Print the listing as it stands, omitting all images.

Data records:
====================

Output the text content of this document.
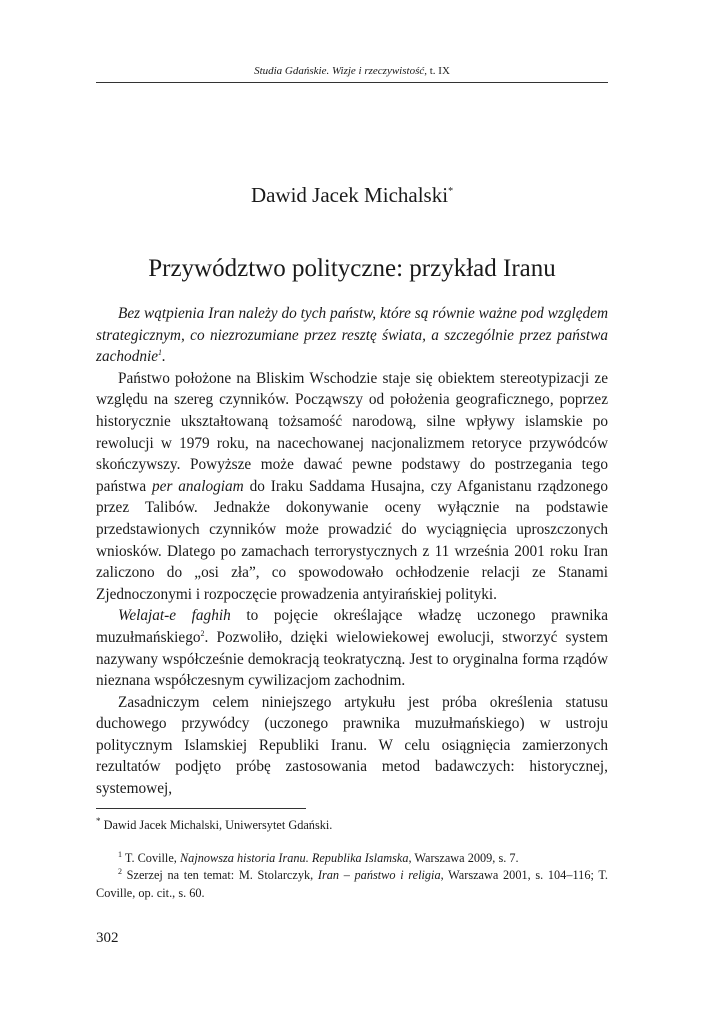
Studia Gdańskie. Wizje i rzeczywistość, t. IX
Dawid Jacek Michalski*
Przywództwo polityczne: przykład Iranu

Bez wątpienia Iran należy do tych państw, które są równie ważne pod względem strategicznym, co niezrozumiane przez resztę świata, a szczególnie przez państwa zachodnie$^1$.

Państwo położone na Bliskim Wschodzie staje się obiektem stereotypizacji ze względu na szereg czynników. Począwszy od położenia geograficznego, poprzez historycznie ukształtowaną tożsamość narodową, silne wpływy islamskie po rewolucji w 1979 roku, na nacechowanej nacjonalizmem retoryce przywódców skończywszy. Powyższe może dawać pewne podstawy do postrzegania tego państwa per analogiam do Iraku Saddama Husajna, czy Afganistanu rządzonego przez Talibów. Jednakże dokonywanie oceny wyłącznie na podstawie przedstawionych czynników może prowadzić do wyciągnięcia uproszczonych wniosków. Dlatego po zamachach terrorystycznych z 11 września 2001 roku Iran zaliczono do „osi zła”, co spowodowało ochłodzenie relacji ze Stanami Zjednoczonymi i rozpoczęcie prowadzenia antyirańskiej polityki.

Welajat-e faghih to pojęcie określające władzę uczonego prawnika muzułmańskiego$^2$. Pozwoliło, dzięki wielowiekowej ewolucji, stworzyć system nazywany współcześnie demokracją teokratyczną. Jest to oryginalna forma rządów nieznana współczesnym cywilizacjom zachodnim.

Zasadniczym celem niniejszego artykułu jest próba określenia statusu duchowego przywódcy (uczonego prawnika muzułmańskiego) w ustroju politycznym Islamskiej Republiki Iranu. W celu osiągnięcia zamierzonych rezultatów podjęto próbę zastosowania metod badawczych: historycznej, systemowej,

* Dawid Jacek Michalski, Uniwersytet Gdański.

$^1$ T. Coville, Najnowsza historia Iranu. Republika Islamska, Warszawa 2009, s. 7.

$^2$ Szerzej na ten temat: M. Stolarczyk, Iran – państwo i religia, Warszawa 2001, s. 104–116; T. Coville, op. cit., s. 60.

302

====================

Correct output:
Output the text content of this document.
Studia Gdańskie. Wizje i rzeczywistość, t. IX
Dawid Jacek Michalski*
Przywództwo polityczne: przykład Iranu

Bez wątpienia Iran należy do tych państw, które są równie ważne pod względem strategicznym, co niezrozumiane przez resztę świata, a szczególnie przez państwa zachodnie$^1$.

Państwo położone na Bliskim Wschodzie staje się obiektem stereotypizacji ze względu na szereg czynników. Począwszy od położenia geograficznego, poprzez historycznie ukształtowaną tożsamość narodową, silne wpływy islamskie po rewolucji w 1979 roku, na nacechowanej nacjonalizmem retoryce przywódców skończywszy. Powyższe może dawać pewne podstawy do postrzegania tego państwa per analogiam do Iraku Saddama Husajna, czy Afganistanu rządzonego przez Talibów. Jednakże dokonywanie oceny wyłącznie na podstawie przedstawionych czynników może prowadzić do wyciągnięcia uproszczonych wniosków. Dlatego po zamachach terrorystycznych z 11 września 2001 roku Iran zaliczono do „osi zła”, co spowodowało ochłodzenie relacji ze Stanami Zjednoczonymi i rozpoczęcie prowadzenia antyirańskiej polityki.

Welajat-e faghih to pojęcie określające władzę uczonego prawnika muzułmańskiego$^2$. Pozwoliło, dzięki wielowiekowej ewolucji, stworzyć system nazywany współcześnie demokracją teokratyczną. Jest to oryginalna forma rządów nieznana współczesnym cywilizacjom zachodnim.

Zasadniczym celem niniejszego artykułu jest próba określenia statusu duchowego przywódcy (uczonego prawnika muzułmańskiego) w ustroju politycznym Islamskiej Republiki Iranu. W celu osiągnięcia zamierzonych rezultatów podjęto próbę zastosowania metod badawczych: historycznej, systemowej,

* Dawid Jacek Michalski, Uniwersytet Gdański.

$^1$ T. Coville, Najnowsza historia Iranu. Republika Islamska, Warszawa 2009, s. 7.

$^2$ Szerzej na ten temat: M. Stolarczyk, Iran – państwo i religia, Warszawa 2001, s. 104–116; T. Coville, op. cit., s. 60.

302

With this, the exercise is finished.